Quote the entries that follow exactly, leaving none out.

-- start Data for the task --

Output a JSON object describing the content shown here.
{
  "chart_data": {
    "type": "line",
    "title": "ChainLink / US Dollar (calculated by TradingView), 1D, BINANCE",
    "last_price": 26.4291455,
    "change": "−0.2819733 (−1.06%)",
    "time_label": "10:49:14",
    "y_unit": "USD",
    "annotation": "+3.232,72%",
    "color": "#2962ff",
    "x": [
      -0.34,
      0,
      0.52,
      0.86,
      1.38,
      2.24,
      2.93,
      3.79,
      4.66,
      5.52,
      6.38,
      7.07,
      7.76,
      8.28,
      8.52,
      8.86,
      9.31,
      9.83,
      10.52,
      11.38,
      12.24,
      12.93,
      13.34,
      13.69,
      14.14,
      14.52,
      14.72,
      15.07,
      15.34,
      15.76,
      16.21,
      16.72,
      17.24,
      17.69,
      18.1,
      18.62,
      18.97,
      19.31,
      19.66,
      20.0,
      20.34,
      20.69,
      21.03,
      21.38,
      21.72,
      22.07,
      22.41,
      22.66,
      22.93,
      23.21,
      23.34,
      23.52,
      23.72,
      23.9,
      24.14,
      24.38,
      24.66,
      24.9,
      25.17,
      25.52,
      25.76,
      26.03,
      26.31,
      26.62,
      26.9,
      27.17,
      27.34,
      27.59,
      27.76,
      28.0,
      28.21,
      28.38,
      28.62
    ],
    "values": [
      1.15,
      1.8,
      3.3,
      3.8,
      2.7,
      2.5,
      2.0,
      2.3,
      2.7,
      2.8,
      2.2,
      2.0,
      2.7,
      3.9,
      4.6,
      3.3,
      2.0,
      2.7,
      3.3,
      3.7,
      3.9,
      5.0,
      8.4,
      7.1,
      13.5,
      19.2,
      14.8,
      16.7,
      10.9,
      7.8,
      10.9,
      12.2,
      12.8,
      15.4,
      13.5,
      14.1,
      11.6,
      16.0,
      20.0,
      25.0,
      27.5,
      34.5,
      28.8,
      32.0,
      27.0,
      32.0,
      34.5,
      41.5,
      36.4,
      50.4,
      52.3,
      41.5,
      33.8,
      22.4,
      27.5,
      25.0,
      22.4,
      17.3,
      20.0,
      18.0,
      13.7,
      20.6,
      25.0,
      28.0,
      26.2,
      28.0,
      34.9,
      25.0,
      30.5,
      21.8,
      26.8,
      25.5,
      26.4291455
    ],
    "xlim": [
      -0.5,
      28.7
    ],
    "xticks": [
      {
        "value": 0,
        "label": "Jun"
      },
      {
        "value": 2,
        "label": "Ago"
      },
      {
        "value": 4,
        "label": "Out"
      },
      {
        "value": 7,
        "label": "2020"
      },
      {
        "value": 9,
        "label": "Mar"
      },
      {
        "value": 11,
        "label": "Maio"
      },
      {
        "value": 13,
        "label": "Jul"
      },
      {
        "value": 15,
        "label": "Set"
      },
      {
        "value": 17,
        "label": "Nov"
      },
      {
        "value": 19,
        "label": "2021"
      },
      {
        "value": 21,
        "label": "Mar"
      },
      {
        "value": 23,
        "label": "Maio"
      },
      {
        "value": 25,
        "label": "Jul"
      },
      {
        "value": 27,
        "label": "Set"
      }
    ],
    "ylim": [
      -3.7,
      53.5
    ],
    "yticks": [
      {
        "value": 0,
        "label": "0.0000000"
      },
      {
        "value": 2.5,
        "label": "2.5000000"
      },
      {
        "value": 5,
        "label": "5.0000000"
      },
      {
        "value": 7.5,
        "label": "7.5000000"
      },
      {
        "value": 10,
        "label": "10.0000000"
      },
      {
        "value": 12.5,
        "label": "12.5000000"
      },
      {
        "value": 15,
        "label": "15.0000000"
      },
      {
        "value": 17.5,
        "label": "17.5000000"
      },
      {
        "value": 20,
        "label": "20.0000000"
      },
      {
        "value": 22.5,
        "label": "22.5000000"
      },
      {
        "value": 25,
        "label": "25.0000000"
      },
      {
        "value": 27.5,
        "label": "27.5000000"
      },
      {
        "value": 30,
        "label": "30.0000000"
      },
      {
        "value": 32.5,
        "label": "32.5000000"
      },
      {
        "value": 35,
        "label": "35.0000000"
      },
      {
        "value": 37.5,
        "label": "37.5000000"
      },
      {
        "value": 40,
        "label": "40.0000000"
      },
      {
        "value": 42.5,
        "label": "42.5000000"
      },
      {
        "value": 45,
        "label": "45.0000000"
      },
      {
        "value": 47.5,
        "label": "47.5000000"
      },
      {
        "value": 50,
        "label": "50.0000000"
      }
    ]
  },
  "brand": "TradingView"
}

-- end Data for the task --

> _The reply_:
Output a JSON object describing the content shown here.
{
  "chart_data": {
    "type": "line",
    "title": "ChainLink / US Dollar (calculated by TradingView), 1D, BINANCE",
    "last_price": 26.4291455,
    "change": "−0.2819733 (−1.06%)",
    "time_label": "10:49:14",
    "y_unit": "USD",
    "annotation": "+3.232,72%",
    "color": "#2962ff",
    "x": [
      -0.34,
      0,
      0.52,
      0.86,
      1.38,
      2.24,
      2.93,
      3.79,
      4.66,
      5.52,
      6.38,
      7.07,
      7.76,
      8.28,
      8.52,
      8.86,
      9.31,
      9.83,
      10.52,
      11.38,
      12.24,
      12.93,
      13.34,
      13.69,
      14.14,
      14.52,
      14.72,
      15.07,
      15.34,
      15.76,
      16.21,
      16.72,
      17.24,
      17.69,
      18.1,
      18.62,
      18.97,
      19.31,
      19.66,
      20.0,
      20.34,
      20.69,
      21.03,
      21.38,
      21.72,
      22.07,
      22.41,
      22.66,
      22.93,
      23.21,
      23.34,
      23.52,
      23.72,
      23.9,
      24.14,
      24.38,
      24.66,
      24.9,
      25.17,
      25.52,
      25.76,
      26.03,
      26.31,
      26.62,
      26.9,
      27.17,
      27.34,
      27.59,
      27.76,
      28.0,
      28.21,
      28.38,
      28.62
    ],
    "values": [
      1.15,
      1.8,
      3.3,
      3.8,
      2.7,
      2.5,
      2.0,
      2.3,
      2.7,
      2.8,
      2.2,
      2.0,
      2.7,
      3.9,
      4.6,
      3.3,
      2.0,
      2.7,
      3.3,
      3.7,
      3.9,
      5.0,
      8.4,
      7.1,
      13.5,
      19.2,
      14.8,
      16.7,
      10.9,
      7.8,
      10.9,
      12.2,
      12.8,
      15.4,
      13.5,
      14.1,
      11.6,
      16.0,
      20.0,
      25.0,
      27.5,
      34.5,
      28.8,
      32.0,
      27.0,
      32.0,
      34.5,
      41.5,
      36.4,
      50.4,
      52.3,
      41.5,
      33.8,
      22.4,
      27.5,
      25.0,
      22.4,
      17.3,
      20.0,
      18.0,
      13.7,
      20.6,
      25.0,
      28.0,
      26.2,
      28.0,
      34.9,
      25.0,
      30.5,
      21.8,
      26.8,
      25.5,
      26.4291455
    ],
    "xlim": [
      -0.5,
      28.7
    ],
    "xticks": [
      {
        "value": 0,
        "label": "Jun"
      },
      {
        "value": 2,
        "label": "Ago"
      },
      {
        "value": 4,
        "label": "Out"
      },
      {
        "value": 7,
        "label": "2020"
      },
      {
        "value": 9,
        "label": "Mar"
      },
      {
        "value": 11,
        "label": "Maio"
      },
      {
        "value": 13,
        "label": "Jul"
      },
      {
        "value": 15,
        "label": "Set"
      },
      {
        "value": 17,
        "label": "Nov"
      },
      {
        "value": 19,
        "label": "2021"
      },
      {
        "value": 21,
        "label": "Mar"
      },
      {
        "value": 23,
        "label": "Maio"
      },
      {
        "value": 25,
        "label": "Jul"
      },
      {
        "value": 27,
        "label": "Set"
      }
    ],
    "ylim": [
      -3.7,
      53.5
    ],
    "yticks": [
      {
        "value": 0,
        "label": "0.0000000"
      },
      {
        "value": 2.5,
        "label": "2.5000000"
      },
      {
        "value": 5,
        "label": "5.0000000"
      },
      {
        "value": 7.5,
        "label": "7.5000000"
      },
      {
        "value": 10,
        "label": "10.0000000"
      },
      {
        "value": 12.5,
        "label": "12.5000000"
      },
      {
        "value": 15,
        "label": "15.0000000"
      },
      {
        "value": 17.5,
        "label": "17.5000000"
      },
      {
        "value": 20,
        "label": "20.0000000"
      },
      {
        "value": 22.5,
        "label": "22.5000000"
      },
      {
        "value": 25,
        "label": "25.0000000"
      },
      {
        "value": 27.5,
        "label": "27.5000000"
      },
      {
        "value": 30,
        "label": "30.0000000"
      },
      {
        "value": 32.5,
        "label": "32.5000000"
      },
      {
        "value": 35,
        "label": "35.0000000"
      },
      {
        "value": 37.5,
        "label": "37.5000000"
      },
      {
        "value": 40,
        "label": "40.0000000"
      },
      {
        "value": 42.5,
        "label": "42.5000000"
      },
      {
        "value": 45,
        "label": "45.0000000"
      },
      {
        "value": 47.5,
        "label": "47.5000000"
      },
      {
        "value": 50,
        "label": "50.0000000"
      }
    ]
  },
  "brand": "TradingView"
}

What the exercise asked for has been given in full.